### JOB
Scan the lines below; pull out those with "VACCINARE".

### ENTRIES
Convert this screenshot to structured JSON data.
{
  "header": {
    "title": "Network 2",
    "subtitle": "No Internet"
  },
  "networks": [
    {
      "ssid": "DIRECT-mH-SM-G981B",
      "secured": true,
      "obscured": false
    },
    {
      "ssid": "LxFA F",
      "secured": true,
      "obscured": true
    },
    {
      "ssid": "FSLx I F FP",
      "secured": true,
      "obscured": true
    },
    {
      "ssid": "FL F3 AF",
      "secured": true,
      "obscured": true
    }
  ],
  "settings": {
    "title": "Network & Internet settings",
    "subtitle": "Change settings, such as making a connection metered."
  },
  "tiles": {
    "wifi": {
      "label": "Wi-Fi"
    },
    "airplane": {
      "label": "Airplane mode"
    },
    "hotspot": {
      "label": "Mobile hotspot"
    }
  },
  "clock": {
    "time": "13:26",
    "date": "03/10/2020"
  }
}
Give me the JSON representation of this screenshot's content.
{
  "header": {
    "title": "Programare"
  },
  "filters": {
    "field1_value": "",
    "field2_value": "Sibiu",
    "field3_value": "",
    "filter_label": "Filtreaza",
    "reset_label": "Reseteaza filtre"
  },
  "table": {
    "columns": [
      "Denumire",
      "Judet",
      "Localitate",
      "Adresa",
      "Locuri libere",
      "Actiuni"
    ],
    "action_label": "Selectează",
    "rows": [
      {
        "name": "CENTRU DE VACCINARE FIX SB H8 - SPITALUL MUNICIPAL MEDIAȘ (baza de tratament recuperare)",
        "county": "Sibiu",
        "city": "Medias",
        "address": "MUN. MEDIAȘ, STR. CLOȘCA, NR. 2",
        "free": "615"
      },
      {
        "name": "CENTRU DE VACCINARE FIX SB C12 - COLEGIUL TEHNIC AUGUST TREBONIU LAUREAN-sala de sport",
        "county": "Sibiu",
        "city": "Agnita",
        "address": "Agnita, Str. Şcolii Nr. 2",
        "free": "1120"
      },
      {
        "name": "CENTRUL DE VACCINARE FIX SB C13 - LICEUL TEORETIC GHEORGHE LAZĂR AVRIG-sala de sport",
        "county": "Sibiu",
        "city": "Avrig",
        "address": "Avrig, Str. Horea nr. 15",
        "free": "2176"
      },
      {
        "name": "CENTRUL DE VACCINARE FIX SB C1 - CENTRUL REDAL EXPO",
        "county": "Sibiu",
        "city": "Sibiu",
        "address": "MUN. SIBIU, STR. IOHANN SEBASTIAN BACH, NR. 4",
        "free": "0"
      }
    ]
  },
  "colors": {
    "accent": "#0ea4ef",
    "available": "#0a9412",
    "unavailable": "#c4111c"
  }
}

### RESULT OF THE TASK
        "name": "CENTRU DE VACCINARE FIX SB H8 - SPITALUL MUNICIPAL MEDIAȘ (baza de tratament recuperare)",
        "name": "CENTRU DE VACCINARE FIX SB C12 - COLEGIUL TEHNIC AUGUST TREBONIU LAUREAN-sala de sport",
        "name": "CENTRUL DE VACCINARE FIX SB C13 - LICEUL TEORETIC GHEORGHE LAZĂR AVRIG-sala de sport",
        "name": "CENTRUL DE VACCINARE FIX SB C1 - CENTRUL REDAL EXPO",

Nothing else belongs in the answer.